Locate each line holding the string "were" and copy it.

****************

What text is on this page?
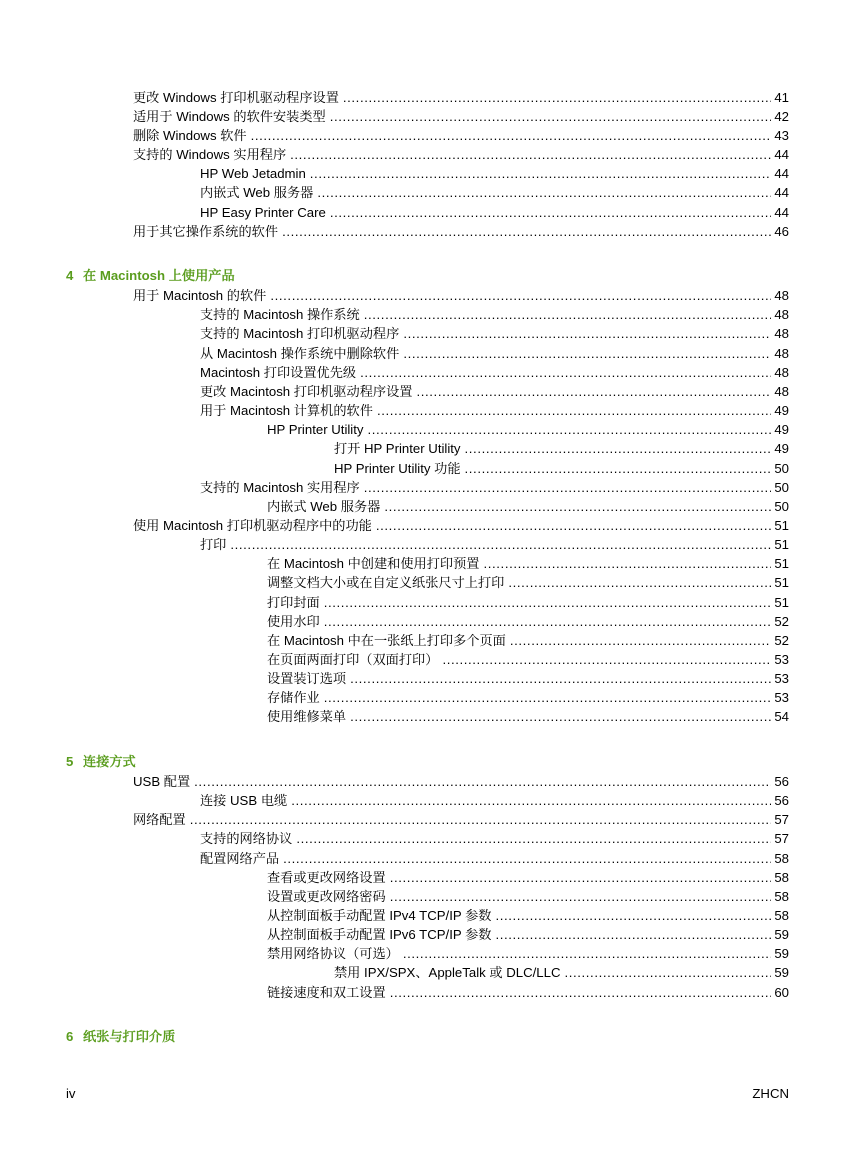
更改 Windows 打印机驱动程序设置 .....	41
适用于 Windows 的软件安装类型 .....	42
删除 Windows 软件 .....	43
支持的 Windows 实用程序 .....	44
HP Web Jetadmin .....	44
内嵌式 Web 服务器 .....	44
HP Easy Printer Care .....	44
用于其它操作系统的软件 .....	46
4 在 Macintosh 上使用产品
用于 Macintosh 的软件 .....	48
支持的 Macintosh 操作系统 .....	48
支持的 Macintosh 打印机驱动程序 .....	48
从 Macintosh 操作系统中删除软件 .....	48
Macintosh 打印设置优先级 .....	48
更改 Macintosh 打印机驱动程序设置 .....	48
用于 Macintosh 计算机的软件 .....	49
HP Printer Utility .....	49
打开 HP Printer Utility .....	49
HP Printer Utility 功能 .....	50
支持的 Macintosh 实用程序 .....	50
内嵌式 Web 服务器 .....	50
使用 Macintosh 打印机驱动程序中的功能 .....	51
打印 .....	51
在 Macintosh 中创建和使用打印预置 .....	51
调整文档大小或在自定义纸张尺寸上打印 .....	51
打印封面 .....	51
使用水印 .....	52
在 Macintosh 中在一张纸上打印多个页面 .....	52
在页面两面打印（双面打印） .....	53
设置装订选项 .....	53
存储作业 .....	53
使用维修菜单 .....	54
5 连接方式
USB 配置 .....	56
连接 USB 电缆 .....	56
网络配置 .....	57
支持的网络协议 .....	57
配置网络产品 .....	58
查看或更改网络设置 .....	58
设置或更改网络密码 .....	58
从控制面板手动配置 IPv4 TCP/IP 参数 .....	58
从控制面板手动配置 IPv6 TCP/IP 参数 .....	59
禁用网络协议（可选） .....	59
禁用 IPX/SPX、AppleTalk 或 DLC/LLC .....	59
链接速度和双工设置 .....	60
6 纸张与打印介质
iv	ZHCN
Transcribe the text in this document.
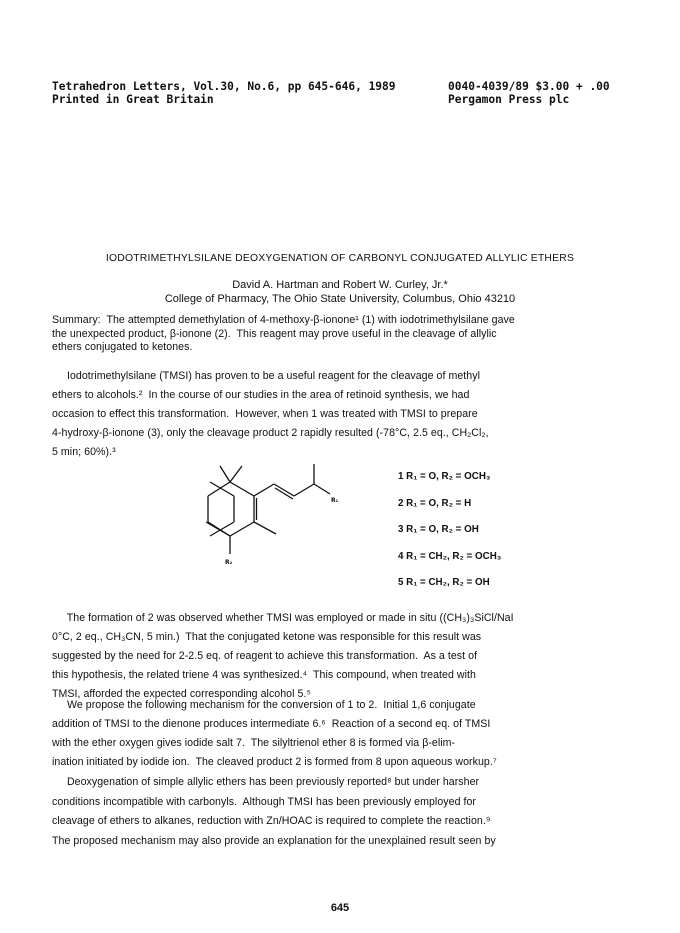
Tetrahedron Letters, Vol.30, No.6, pp 645-646, 1989	0040-4039/89 $3.00 + .00
Printed in Great Britain	Pergamon Press plc
IODOTRIMETHYLSILANE DEOXYGENATION OF CARBONYL CONJUGATED ALLYLIC ETHERS
David A. Hartman and Robert W. Curley, Jr.*
College of Pharmacy, The Ohio State University, Columbus, Ohio 43210
Summary:  The attempted demethylation of 4-methoxy-β-ionone¹ (1) with iodotrimethylsilane gave
the unexpected product, β-ionone (2).  This reagent may prove useful in the cleavage of allylic
ethers conjugated to ketones.
Iodotrimethylsilane (TMSI) has proven to be a useful reagent for the cleavage of methyl
ethers to alcohols.²  In the course of our studies in the area of retinoid synthesis, we had
occasion to effect this transformation.  However, when 1 was treated with TMSI to prepare
4-hydroxy-β-ionone (3), only the cleavage product 2 rapidly resulted (-78°C, 2.5 eq., CH₂Cl₂,
5 min; 60%).³
R₁
R₂
1 R₁ = O, R₂ = OCH₃
2 R₁ = O, R₂ = H
3 R₁ = O, R₂ = OH
4 R₁ = CH₂, R₂ = OCH₃
5 R₁ = CH₂, R₂ = OH
The formation of 2 was observed whether TMSI was employed or made in situ ((CH₃)₃SiCl/NaI
0°C, 2 eq., CH₃CN, 5 min.)  That the conjugated ketone was responsible for this result was
suggested by the need for 2-2.5 eq. of reagent to achieve this transformation.  As a test of
this hypothesis, the related triene 4 was synthesized.⁴  This compound, when treated with
TMSI, afforded the expected corresponding alcohol 5.⁵
We propose the following mechanism for the conversion of 1 to 2.  Initial 1,6 conjugate
addition of TMSI to the dienone produces intermediate 6.⁶  Reaction of a second eq. of TMSI
with the ether oxygen gives iodide salt 7.  The silyltrienol ether 8 is formed via β-elim-
ination initiated by iodide ion.  The cleaved product 2 is formed from 8 upon aqueous workup.⁷
Deoxygenation of simple allylic ethers has been previously reported⁸ but under harsher
conditions incompatible with carbonyls.  Although TMSI has been previously employed for
cleavage of ethers to alkanes, reduction with Zn/HOAC is required to complete the reaction.⁹
The proposed mechanism may also provide an explanation for the unexplained result seen by
645
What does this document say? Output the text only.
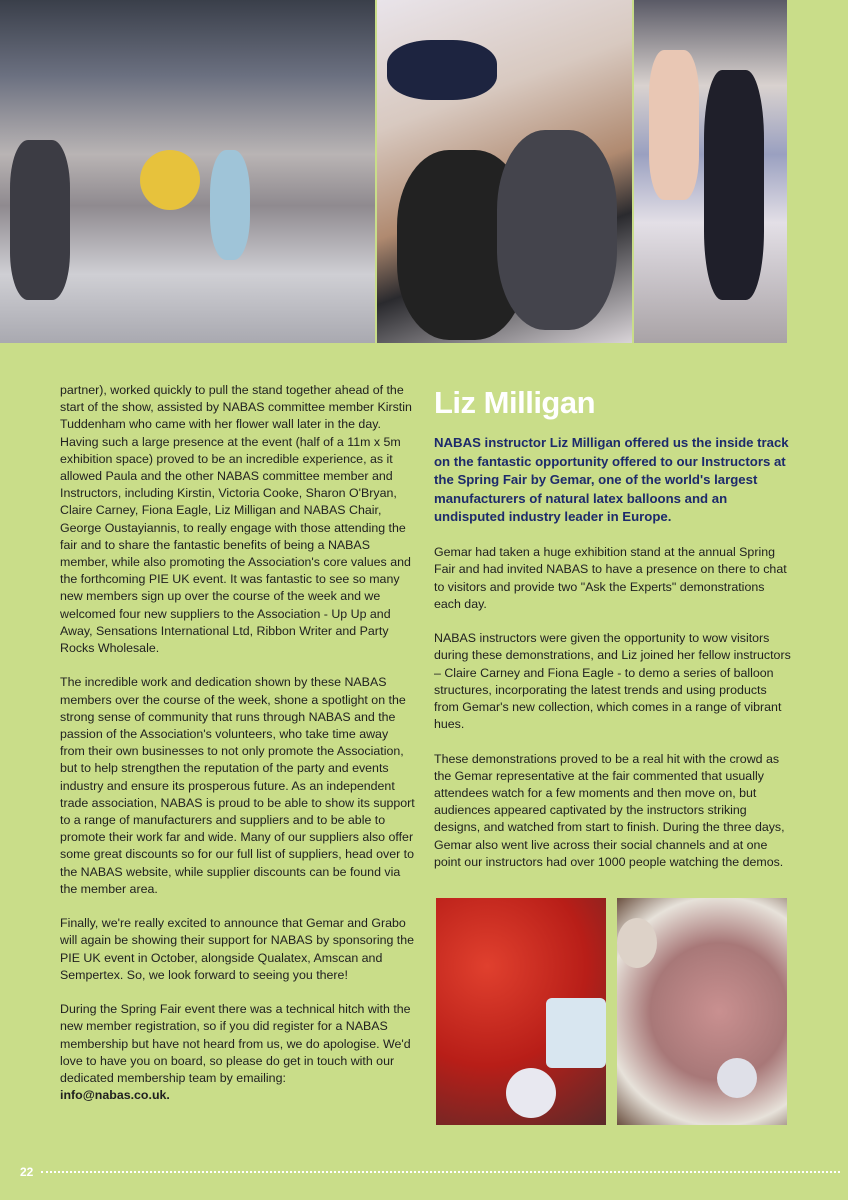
partner), worked quickly to pull the stand together ahead of the start of the show, assisted by NABAS committee member Kirstin Tuddenham who came with her flower wall later in the day. Having such a large presence at the event (half of a 11m x 5m exhibition space) proved to be an incredible experience, as it allowed Paula and the other NABAS committee member and Instructors, including Kirstin, Victoria Cooke, Sharon O'Bryan, Claire Carney, Fiona Eagle, Liz Milligan and NABAS Chair, George Oustayiannis, to really engage with those attending the fair and to share the fantastic benefits of being a NABAS member, while also promoting the Association's core values and the forthcoming PIE UK event. It was fantastic to see so many new members sign up over the course of the week and we welcomed four new suppliers to the Association - Up Up and Away, Sensations International Ltd, Ribbon Writer and Party Rocks Wholesale.

The incredible work and dedication shown by these NABAS members over the course of the week, shone a spotlight on the strong sense of community that runs through NABAS and the passion of the Association's volunteers, who take time away from their own businesses to not only promote the Association, but to help strengthen the reputation of the party and events industry and ensure its prosperous future. As an independent trade association, NABAS is proud to be able to show its support to a range of manufacturers and suppliers and to be able to promote their work far and wide. Many of our suppliers also offer some great discounts so for our full list of suppliers, head over to the NABAS website, while supplier discounts can be found via the member area.

Finally, we're really excited to announce that Gemar and Grabo will again be showing their support for NABAS by sponsoring the PIE UK event in October, alongside Qualatex, Amscan and Sempertex. So, we look forward to seeing you there!

During the Spring Fair event there was a technical hitch with the new member registration, so if you did register for a NABAS membership but have not heard from us, we do apologise. We'd love to have you on board, so please do get in touch with our dedicated membership team by emailing:
info@nabas.co.uk.

Liz Milligan

NABAS instructor Liz Milligan offered us the inside track on the fantastic opportunity offered to our Instructors at the Spring Fair by Gemar, one of the world's largest manufacturers of natural latex balloons and an undisputed industry leader in Europe.

Gemar had taken a huge exhibition stand at the annual Spring Fair and had invited NABAS to have a presence on there to chat to visitors and provide two "Ask the Experts" demonstrations each day.

NABAS instructors were given the opportunity to wow visitors during these demonstrations, and Liz joined her fellow instructors – Claire Carney and Fiona Eagle - to demo a series of balloon structures, incorporating the latest trends and using products from Gemar's new collection, which comes in a range of vibrant hues.

These demonstrations proved to be a real hit with the crowd as the Gemar representative at the fair commented that usually attendees watch for a few moments and then move on, but audiences appeared captivated by the instructors striking designs, and watched from start to finish. During the three days, Gemar also went live across their social channels and at one point our instructors had over 1000 people watching the demos.

22
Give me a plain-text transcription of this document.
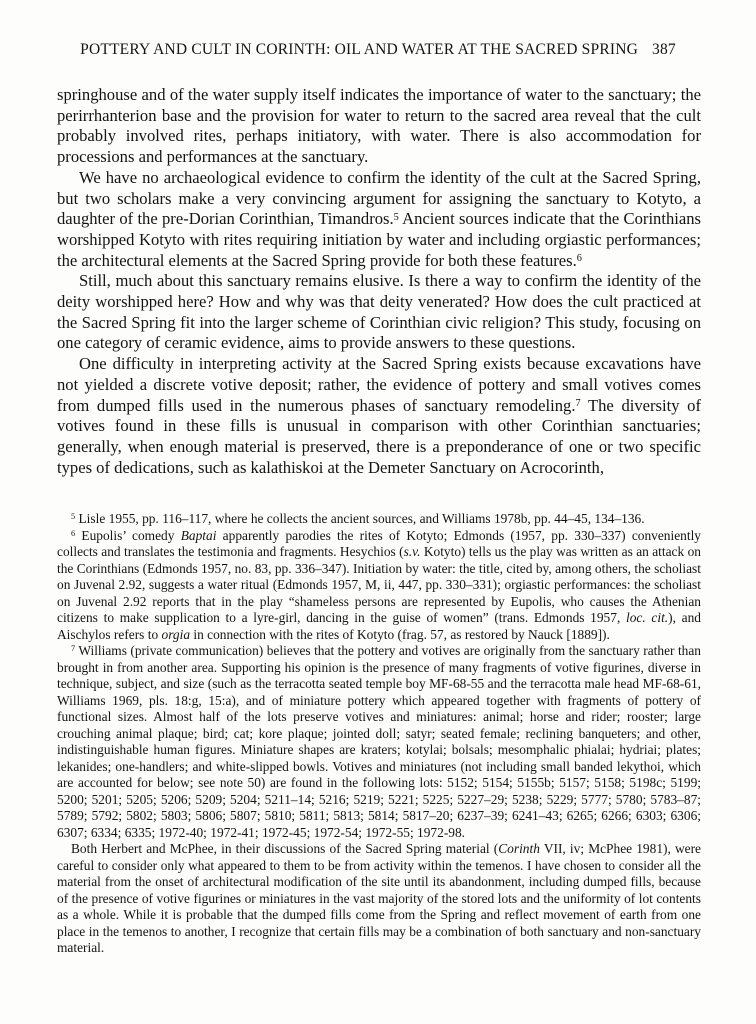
POTTERY AND CULT IN CORINTH: OIL AND WATER AT THE SACRED SPRING 387

springhouse and of the water supply itself indicates the importance of water to the sanctuary; the perirrhanterion base and the provision for water to return to the sacred area reveal that the cult probably involved rites, perhaps initiatory, with water. There is also accommodation for processions and performances at the sanctuary.

We have no archaeological evidence to confirm the identity of the cult at the Sacred Spring, but two scholars make a very convincing argument for assigning the sanctuary to Kotyto, a daughter of the pre-Dorian Corinthian, Timandros.$^5$ Ancient sources indicate that the Corinthians worshipped Kotyto with rites requiring initiation by water and including orgiastic performances; the architectural elements at the Sacred Spring provide for both these features.$^6$

Still, much about this sanctuary remains elusive. Is there a way to confirm the identity of the deity worshipped here? How and why was that deity venerated? How does the cult practiced at the Sacred Spring fit into the larger scheme of Corinthian civic religion? This study, focusing on one category of ceramic evidence, aims to provide answers to these questions.

One difficulty in interpreting activity at the Sacred Spring exists because excavations have not yielded a discrete votive deposit; rather, the evidence of pottery and small votives comes from dumped fills used in the numerous phases of sanctuary remodeling.$^7$ The diversity of votives found in these fills is unusual in comparison with other Corinthian sanctuaries; generally, when enough material is preserved, there is a preponderance of one or two specific types of dedications, such as kalathiskoi at the Demeter Sanctuary on Acrocorinth,

$^5$ Lisle 1955, pp. 116–117, where he collects the ancient sources, and Williams 1978b, pp. 44–45, 134–136.

$^6$ Eupolis’ comedy Baptai apparently parodies the rites of Kotyto; Edmonds (1957, pp. 330–337) conveniently collects and translates the testimonia and fragments. Hesychios (s.v. Kotyto) tells us the play was written as an attack on the Corinthians (Edmonds 1957, no. 83, pp. 336–347). Initiation by water: the title, cited by, among others, the scholiast on Juvenal 2.92, suggests a water ritual (Edmonds 1957, M, ii, 447, pp. 330–331); orgiastic performances: the scholiast on Juvenal 2.92 reports that in the play “shameless persons are represented by Eupolis, who causes the Athenian citizens to make supplication to a lyre-girl, dancing in the guise of women” (trans. Edmonds 1957, loc. cit.), and Aischylos refers to orgia in connection with the rites of Kotyto (frag. 57, as restored by Nauck [1889]).

$^7$ Williams (private communication) believes that the pottery and votives are originally from the sanctuary rather than brought in from another area. Supporting his opinion is the presence of many fragments of votive figurines, diverse in technique, subject, and size (such as the terracotta seated temple boy MF-68-55 and the terracotta male head MF-68-61, Williams 1969, pls. 18:g, 15:a), and of miniature pottery which appeared together with fragments of pottery of functional sizes. Almost half of the lots preserve votives and miniatures: animal; horse and rider; rooster; large crouching animal plaque; bird; cat; kore plaque; jointed doll; satyr; seated female; reclining banqueters; and other, indistinguishable human figures. Miniature shapes are kraters; kotylai; bolsals; mesomphalic phialai; hydriai; plates; lekanides; one-handlers; and white-slipped bowls. Votives and miniatures (not including small banded lekythoi, which are accounted for below; see note 50) are found in the following lots: 5152; 5154; 5155b; 5157; 5158; 5198c; 5199; 5200; 5201; 5205; 5206; 5209; 5204; 5211–14; 5216; 5219; 5221; 5225; 5227–29; 5238; 5229; 5777; 5780; 5783–87; 5789; 5792; 5802; 5803; 5806; 5807; 5810; 5811; 5813; 5814; 5817–20; 6237–39; 6241–43; 6265; 6266; 6303; 6306; 6307; 6334; 6335; 1972-40; 1972-41; 1972-45; 1972-54; 1972-55; 1972-98.

Both Herbert and McPhee, in their discussions of the Sacred Spring material (Corinth VII, iv; McPhee 1981), were careful to consider only what appeared to them to be from activity within the temenos. I have chosen to consider all the material from the onset of architectural modification of the site until its abandonment, including dumped fills, because of the presence of votive figurines or miniatures in the vast majority of the stored lots and the uniformity of lot contents as a whole. While it is probable that the dumped fills come from the Spring and reflect movement of earth from one place in the temenos to another, I recognize that certain fills may be a combination of both sanctuary and non-sanctuary material.
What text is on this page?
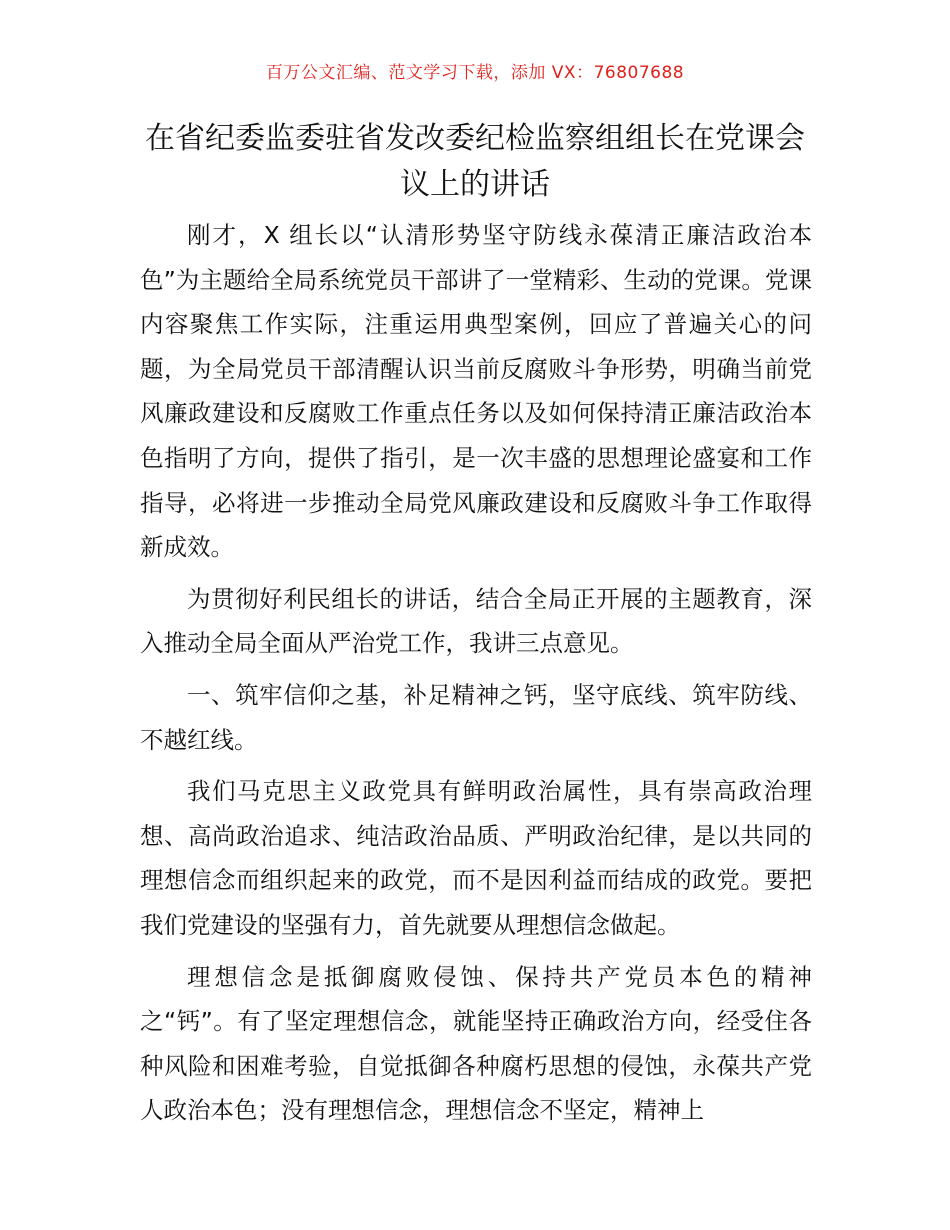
百万公文汇编、范文学习下载，添加 VX：76807688
在省纪委监委驻省发改委纪检监察组组长在党课会议上的讲话

刚才，X 组长以“认清形势坚守防线永葆清正廉洁政治本色”为主题给全局系统党员干部讲了一堂精彩、生动的党课。党课内容聚焦工作实际，注重运用典型案例，回应了普遍关心的问题，为全局党员干部清醒认识当前反腐败斗争形势，明确当前党风廉政建设和反腐败工作重点任务以及如何保持清正廉洁政治本色指明了方向，提供了指引，是一次丰盛的思想理论盛宴和工作指导，必将进一步推动全局党风廉政建设和反腐败斗争工作取得新成效。

为贯彻好利民组长的讲话，结合全局正开展的主题教育，深入推动全局全面从严治党工作，我讲三点意见。

一、筑牢信仰之基，补足精神之钙，坚守底线、筑牢防线、不越红线。

我们马克思主义政党具有鲜明政治属性，具有崇高政治理想、高尚政治追求、纯洁政治品质、严明政治纪律，是以共同的理想信念而组织起来的政党，而不是因利益而结成的政党。要把我们党建设的坚强有力，首先就要从理想信念做起。

理想信念是抵御腐败侵蚀、保持共产党员本色的精神之“钙”。有了坚定理想信念，就能坚持正确政治方向，经受住各种风险和困难考验，自觉抵御各种腐朽思想的侵蚀，永葆共产党人政治本色；没有理想信念，理想信念不坚定，精神上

****************

*FULL RESPONSE:*
NABAS instructors were given the opportunity to wow visitors during these demonstrations, and Liz joined her fellow instructors – Claire Carney and Fiona Eagle - to demo a series of balloon structures, incorporating the latest trends and using products from Gemar's new collection, which comes in a range of vibrant hues.
Both Herbert and McPhee, in their discussions of the Sacred Spring material (Corinth VII, iv; McPhee 1981), were careful to consider only what appeared to them to be from activity within the temenos. I have chosen to consider all the material from the onset of architectural modification of the site until its abandonment, including dumped fills, because of the presence of votive figurines or miniatures in the vast majority of the stored lots and the uniformity of lot contents as a whole. While it is probable that the dumped fills come from the Spring and reflect movement of earth from one place in the temenos to another, I recognize that certain fills may be a combination of both sanctuary and non-sanctuary material.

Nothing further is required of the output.